### Records contained in a dataset:
****************************************
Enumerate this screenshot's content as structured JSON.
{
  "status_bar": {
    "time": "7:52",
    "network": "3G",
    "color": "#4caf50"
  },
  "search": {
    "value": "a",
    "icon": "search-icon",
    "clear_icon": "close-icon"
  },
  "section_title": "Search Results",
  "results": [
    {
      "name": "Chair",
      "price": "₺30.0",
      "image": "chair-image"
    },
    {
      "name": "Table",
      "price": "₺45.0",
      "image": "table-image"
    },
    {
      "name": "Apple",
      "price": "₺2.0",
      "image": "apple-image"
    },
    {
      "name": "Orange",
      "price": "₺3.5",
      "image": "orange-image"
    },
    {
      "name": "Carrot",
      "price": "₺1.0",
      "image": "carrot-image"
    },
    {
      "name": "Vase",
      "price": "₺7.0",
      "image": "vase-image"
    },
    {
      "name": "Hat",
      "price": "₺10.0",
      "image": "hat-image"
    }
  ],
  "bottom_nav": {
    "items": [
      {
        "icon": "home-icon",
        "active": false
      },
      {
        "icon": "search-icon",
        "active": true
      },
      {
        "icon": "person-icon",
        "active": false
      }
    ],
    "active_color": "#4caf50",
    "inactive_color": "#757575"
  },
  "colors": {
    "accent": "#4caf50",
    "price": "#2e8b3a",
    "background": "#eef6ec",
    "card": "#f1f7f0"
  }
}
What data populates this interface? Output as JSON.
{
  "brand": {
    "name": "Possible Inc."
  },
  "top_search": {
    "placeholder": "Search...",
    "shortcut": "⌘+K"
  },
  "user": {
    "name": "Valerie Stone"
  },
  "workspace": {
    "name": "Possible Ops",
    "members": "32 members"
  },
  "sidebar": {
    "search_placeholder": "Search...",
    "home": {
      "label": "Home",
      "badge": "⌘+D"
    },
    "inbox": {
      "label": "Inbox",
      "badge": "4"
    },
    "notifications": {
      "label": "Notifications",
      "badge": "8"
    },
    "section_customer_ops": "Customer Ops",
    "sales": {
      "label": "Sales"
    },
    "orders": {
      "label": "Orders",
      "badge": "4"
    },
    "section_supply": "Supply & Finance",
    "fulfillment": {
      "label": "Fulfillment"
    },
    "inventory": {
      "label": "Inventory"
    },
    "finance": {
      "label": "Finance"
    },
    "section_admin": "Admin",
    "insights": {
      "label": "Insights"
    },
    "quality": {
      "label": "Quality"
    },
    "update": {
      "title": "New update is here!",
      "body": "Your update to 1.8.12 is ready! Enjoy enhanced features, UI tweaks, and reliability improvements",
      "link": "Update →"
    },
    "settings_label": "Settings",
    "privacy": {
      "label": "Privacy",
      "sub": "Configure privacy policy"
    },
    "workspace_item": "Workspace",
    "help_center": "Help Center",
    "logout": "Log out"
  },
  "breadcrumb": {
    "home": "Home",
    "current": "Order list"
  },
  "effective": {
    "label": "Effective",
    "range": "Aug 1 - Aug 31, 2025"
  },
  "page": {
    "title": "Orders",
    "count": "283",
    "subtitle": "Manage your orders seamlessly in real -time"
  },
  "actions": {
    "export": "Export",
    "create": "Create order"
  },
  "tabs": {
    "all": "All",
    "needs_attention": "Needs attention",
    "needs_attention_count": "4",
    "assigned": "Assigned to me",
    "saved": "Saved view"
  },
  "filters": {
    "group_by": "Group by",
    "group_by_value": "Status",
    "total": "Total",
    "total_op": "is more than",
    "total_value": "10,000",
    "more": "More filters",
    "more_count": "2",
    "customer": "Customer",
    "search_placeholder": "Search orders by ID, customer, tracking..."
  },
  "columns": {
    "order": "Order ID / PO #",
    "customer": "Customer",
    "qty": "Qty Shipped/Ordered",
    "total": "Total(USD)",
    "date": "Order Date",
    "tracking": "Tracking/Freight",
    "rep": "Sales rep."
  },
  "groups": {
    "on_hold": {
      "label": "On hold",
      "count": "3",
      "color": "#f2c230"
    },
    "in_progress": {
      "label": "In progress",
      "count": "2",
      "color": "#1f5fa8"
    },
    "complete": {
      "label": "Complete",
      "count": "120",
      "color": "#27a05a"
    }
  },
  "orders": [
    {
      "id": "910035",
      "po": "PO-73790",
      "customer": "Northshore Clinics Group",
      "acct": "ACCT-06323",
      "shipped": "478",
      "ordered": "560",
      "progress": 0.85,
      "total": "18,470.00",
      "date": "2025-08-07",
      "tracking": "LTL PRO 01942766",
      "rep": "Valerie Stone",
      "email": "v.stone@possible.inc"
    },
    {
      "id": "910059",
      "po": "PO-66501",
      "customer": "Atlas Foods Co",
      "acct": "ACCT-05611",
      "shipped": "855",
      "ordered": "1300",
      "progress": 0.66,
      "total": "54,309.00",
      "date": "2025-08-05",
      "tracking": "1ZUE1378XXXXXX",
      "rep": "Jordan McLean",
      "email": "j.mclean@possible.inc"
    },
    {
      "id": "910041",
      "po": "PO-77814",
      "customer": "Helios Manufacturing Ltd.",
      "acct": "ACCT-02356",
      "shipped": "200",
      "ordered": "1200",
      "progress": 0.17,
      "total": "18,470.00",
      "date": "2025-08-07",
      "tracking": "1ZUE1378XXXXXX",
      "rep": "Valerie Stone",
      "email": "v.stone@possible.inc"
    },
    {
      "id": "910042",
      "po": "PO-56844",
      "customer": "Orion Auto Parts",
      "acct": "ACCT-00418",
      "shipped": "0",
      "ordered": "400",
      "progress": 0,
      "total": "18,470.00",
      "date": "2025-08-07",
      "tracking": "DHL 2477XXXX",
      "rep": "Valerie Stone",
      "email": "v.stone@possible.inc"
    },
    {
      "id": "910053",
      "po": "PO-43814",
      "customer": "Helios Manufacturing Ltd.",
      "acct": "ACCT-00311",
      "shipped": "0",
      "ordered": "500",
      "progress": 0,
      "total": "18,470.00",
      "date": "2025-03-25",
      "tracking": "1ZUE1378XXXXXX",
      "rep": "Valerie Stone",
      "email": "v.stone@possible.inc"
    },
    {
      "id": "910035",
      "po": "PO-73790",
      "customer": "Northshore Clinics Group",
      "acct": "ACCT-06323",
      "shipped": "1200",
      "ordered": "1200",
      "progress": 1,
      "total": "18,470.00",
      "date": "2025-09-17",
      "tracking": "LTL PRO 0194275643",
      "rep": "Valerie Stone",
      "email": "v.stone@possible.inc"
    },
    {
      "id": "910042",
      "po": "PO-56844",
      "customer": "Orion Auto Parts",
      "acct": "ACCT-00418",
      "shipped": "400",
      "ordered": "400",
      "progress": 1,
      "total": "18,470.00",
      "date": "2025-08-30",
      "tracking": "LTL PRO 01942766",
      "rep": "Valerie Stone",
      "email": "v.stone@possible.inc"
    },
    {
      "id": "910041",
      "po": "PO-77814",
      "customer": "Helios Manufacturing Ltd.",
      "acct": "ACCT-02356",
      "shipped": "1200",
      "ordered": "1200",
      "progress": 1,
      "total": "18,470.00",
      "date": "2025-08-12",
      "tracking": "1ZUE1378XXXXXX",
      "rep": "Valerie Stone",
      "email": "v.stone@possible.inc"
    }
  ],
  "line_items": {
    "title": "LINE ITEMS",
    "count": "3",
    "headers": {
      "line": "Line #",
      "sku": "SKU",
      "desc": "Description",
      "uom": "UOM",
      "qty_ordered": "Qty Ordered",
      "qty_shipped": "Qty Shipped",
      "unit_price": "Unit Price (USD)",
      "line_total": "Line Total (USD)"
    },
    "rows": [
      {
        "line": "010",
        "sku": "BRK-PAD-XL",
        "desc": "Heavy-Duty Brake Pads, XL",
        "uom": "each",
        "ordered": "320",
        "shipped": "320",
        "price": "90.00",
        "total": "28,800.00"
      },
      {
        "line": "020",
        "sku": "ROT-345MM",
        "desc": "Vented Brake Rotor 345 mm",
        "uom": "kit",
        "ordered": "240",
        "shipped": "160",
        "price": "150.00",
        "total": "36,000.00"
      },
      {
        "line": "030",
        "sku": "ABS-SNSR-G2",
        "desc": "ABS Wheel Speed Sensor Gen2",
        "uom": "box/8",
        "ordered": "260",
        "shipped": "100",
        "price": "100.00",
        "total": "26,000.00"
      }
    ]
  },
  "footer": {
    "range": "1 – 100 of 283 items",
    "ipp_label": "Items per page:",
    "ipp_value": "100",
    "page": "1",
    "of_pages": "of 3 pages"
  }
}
****************************************
### Problem:
Say how many lines in the records hold "icon", with the number as the whole reply.

### Expected answer:
5